Repeat the material below exactly, with no pictures.

#### Records for this exercise:
>>>>>

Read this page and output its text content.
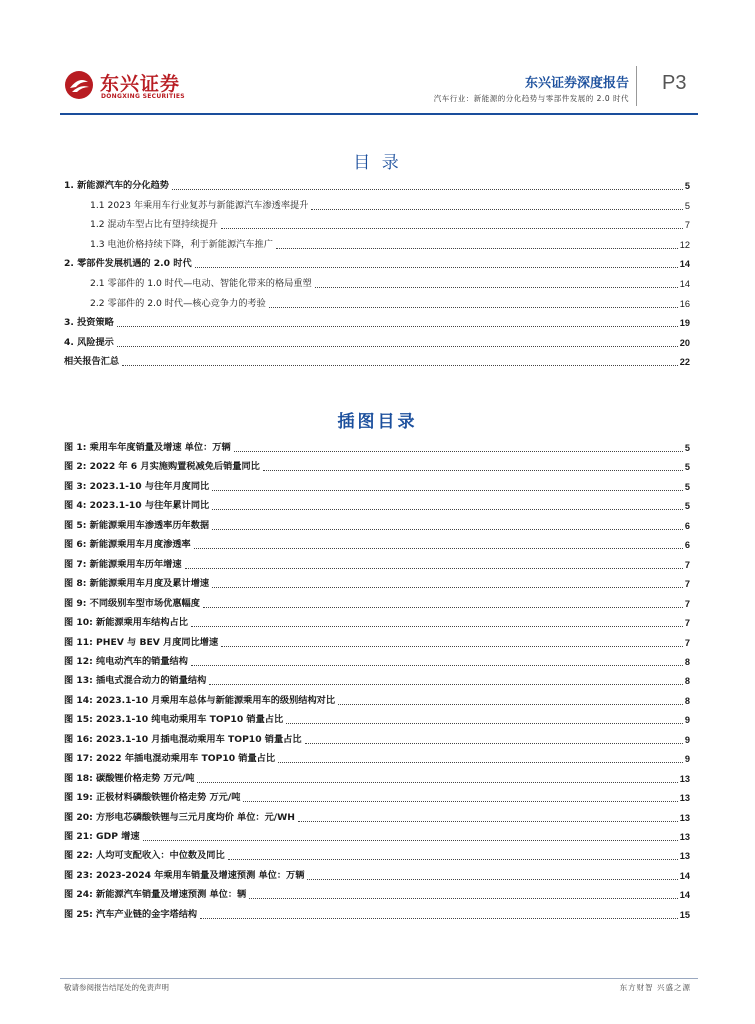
东兴证券
DONGXING SECURITIES
东兴证券深度报告
汽车行业：新能源的分化趋势与零部件发展的 2.0 时代
P3
目 录
1. 新能源汽车的分化趋势	5
1.1 2023 年乘用车行业复苏与新能源汽车渗透率提升	5
1.2 混动车型占比有望持续提升	7
1.3 电池价格持续下降，利于新能源汽车推广	12
2. 零部件发展机遇的 2.0 时代	14
2.1 零部件的 1.0 时代—电动、智能化带来的格局重塑	14
2.2 零部件的 2.0 时代—核心竞争力的考验	16
3. 投资策略	19
4. 风险提示	20
相关报告汇总	22
插图目录
图 1: 乘用车年度销量及增速 单位：万辆	5
图 2: 2022 年 6 月实施购置税减免后销量同比	5
图 3: 2023.1-10 与往年月度同比	5
图 4: 2023.1-10 与往年累计同比	5
图 5: 新能源乘用车渗透率历年数据	6
图 6: 新能源乘用车月度渗透率	6
图 7: 新能源乘用车历年增速	7
图 8: 新能源乘用车月度及累计增速	7
图 9: 不同级别车型市场优惠幅度	7
图 10: 新能源乘用车结构占比	7
图 11: PHEV 与 BEV 月度同比增速	7
图 12: 纯电动汽车的销量结构	8
图 13: 插电式混合动力的销量结构	8
图 14: 2023.1-10 月乘用车总体与新能源乘用车的级别结构对比	8
图 15: 2023.1-10 纯电动乘用车 TOP10 销量占比	9
图 16: 2023.1-10 月插电混动乘用车 TOP10 销量占比	9
图 17: 2022 年插电混动乘用车 TOP10 销量占比	9
图 18: 碳酸锂价格走势 万元/吨	13
图 19: 正极材料磷酸铁锂价格走势 万元/吨	13
图 20: 方形电芯磷酸铁锂与三元月度均价 单位：元/WH	13
图 21: GDP 增速	13
图 22: 人均可支配收入：中位数及同比	13
图 23: 2023-2024 年乘用车销量及增速预测 单位：万辆	14
图 24: 新能源汽车销量及增速预测 单位：辆	14
图 25: 汽车产业链的金字塔结构	15
敬请参阅报告结尾处的免责声明	东方财智 兴盛之源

<<<<<

#### Output of the task:
Read this page and output its text content.
东兴证券
DONGXING SECURITIES
东兴证券深度报告
汽车行业：新能源的分化趋势与零部件发展的 2.0 时代
P3
目 录
1. 新能源汽车的分化趋势	5
1.1 2023 年乘用车行业复苏与新能源汽车渗透率提升	5
1.2 混动车型占比有望持续提升	7
1.3 电池价格持续下降，利于新能源汽车推广	12
2. 零部件发展机遇的 2.0 时代	14
2.1 零部件的 1.0 时代—电动、智能化带来的格局重塑	14
2.2 零部件的 2.0 时代—核心竞争力的考验	16
3. 投资策略	19
4. 风险提示	20
相关报告汇总	22
插图目录
图 1: 乘用车年度销量及增速 单位：万辆	5
图 2: 2022 年 6 月实施购置税减免后销量同比	5
图 3: 2023.1-10 与往年月度同比	5
图 4: 2023.1-10 与往年累计同比	5
图 5: 新能源乘用车渗透率历年数据	6
图 6: 新能源乘用车月度渗透率	6
图 7: 新能源乘用车历年增速	7
图 8: 新能源乘用车月度及累计增速	7
图 9: 不同级别车型市场优惠幅度	7
图 10: 新能源乘用车结构占比	7
图 11: PHEV 与 BEV 月度同比增速	7
图 12: 纯电动汽车的销量结构	8
图 13: 插电式混合动力的销量结构	8
图 14: 2023.1-10 月乘用车总体与新能源乘用车的级别结构对比	8
图 15: 2023.1-10 纯电动乘用车 TOP10 销量占比	9
图 16: 2023.1-10 月插电混动乘用车 TOP10 销量占比	9
图 17: 2022 年插电混动乘用车 TOP10 销量占比	9
图 18: 碳酸锂价格走势 万元/吨	13
图 19: 正极材料磷酸铁锂价格走势 万元/吨	13
图 20: 方形电芯磷酸铁锂与三元月度均价 单位：元/WH	13
图 21: GDP 增速	13
图 22: 人均可支配收入：中位数及同比	13
图 23: 2023-2024 年乘用车销量及增速预测 单位：万辆	14
图 24: 新能源汽车销量及增速预测 单位：辆	14
图 25: 汽车产业链的金字塔结构	15
敬请参阅报告结尾处的免责声明	东方财智 兴盛之源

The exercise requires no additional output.